■ Exercise directions ■
Repeat each entry in full, exactly.

Structured figure records:
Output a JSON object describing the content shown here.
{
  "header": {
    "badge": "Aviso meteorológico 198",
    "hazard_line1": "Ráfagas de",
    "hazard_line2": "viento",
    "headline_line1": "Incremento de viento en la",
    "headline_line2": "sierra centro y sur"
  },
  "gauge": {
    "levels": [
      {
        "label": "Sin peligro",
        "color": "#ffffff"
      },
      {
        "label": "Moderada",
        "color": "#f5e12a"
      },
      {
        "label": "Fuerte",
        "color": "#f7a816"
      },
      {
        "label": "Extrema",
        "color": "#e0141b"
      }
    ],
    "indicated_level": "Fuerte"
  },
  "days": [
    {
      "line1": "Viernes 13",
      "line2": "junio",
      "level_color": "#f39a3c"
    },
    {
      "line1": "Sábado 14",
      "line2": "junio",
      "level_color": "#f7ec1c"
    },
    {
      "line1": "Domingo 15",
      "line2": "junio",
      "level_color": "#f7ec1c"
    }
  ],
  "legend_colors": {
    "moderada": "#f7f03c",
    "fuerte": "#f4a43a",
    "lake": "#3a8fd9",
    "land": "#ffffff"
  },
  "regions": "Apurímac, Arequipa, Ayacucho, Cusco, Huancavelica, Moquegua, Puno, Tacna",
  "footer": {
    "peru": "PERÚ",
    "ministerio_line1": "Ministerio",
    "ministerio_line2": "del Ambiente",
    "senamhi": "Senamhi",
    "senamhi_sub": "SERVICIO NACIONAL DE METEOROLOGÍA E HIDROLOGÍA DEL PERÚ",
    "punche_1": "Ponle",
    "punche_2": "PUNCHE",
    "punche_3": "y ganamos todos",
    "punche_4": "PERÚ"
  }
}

■ Complete output ■
Output a JSON object describing the content shown here.
{
  "header": {
    "badge": "Aviso meteorológico 198",
    "hazard_line1": "Ráfagas de",
    "hazard_line2": "viento",
    "headline_line1": "Incremento de viento en la",
    "headline_line2": "sierra centro y sur"
  },
  "gauge": {
    "levels": [
      {
        "label": "Sin peligro",
        "color": "#ffffff"
      },
      {
        "label": "Moderada",
        "color": "#f5e12a"
      },
      {
        "label": "Fuerte",
        "color": "#f7a816"
      },
      {
        "label": "Extrema",
        "color": "#e0141b"
      }
    ],
    "indicated_level": "Fuerte"
  },
  "days": [
    {
      "line1": "Viernes 13",
      "line2": "junio",
      "level_color": "#f39a3c"
    },
    {
      "line1": "Sábado 14",
      "line2": "junio",
      "level_color": "#f7ec1c"
    },
    {
      "line1": "Domingo 15",
      "line2": "junio",
      "level_color": "#f7ec1c"
    }
  ],
  "legend_colors": {
    "moderada": "#f7f03c",
    "fuerte": "#f4a43a",
    "lake": "#3a8fd9",
    "land": "#ffffff"
  },
  "regions": "Apurímac, Arequipa, Ayacucho, Cusco, Huancavelica, Moquegua, Puno, Tacna",
  "footer": {
    "peru": "PERÚ",
    "ministerio_line1": "Ministerio",
    "ministerio_line2": "del Ambiente",
    "senamhi": "Senamhi",
    "senamhi_sub": "SERVICIO NACIONAL DE METEOROLOGÍA E HIDROLOGÍA DEL PERÚ",
    "punche_1": "Ponle",
    "punche_2": "PUNCHE",
    "punche_3": "y ganamos todos",
    "punche_4": "PERÚ"
  }
}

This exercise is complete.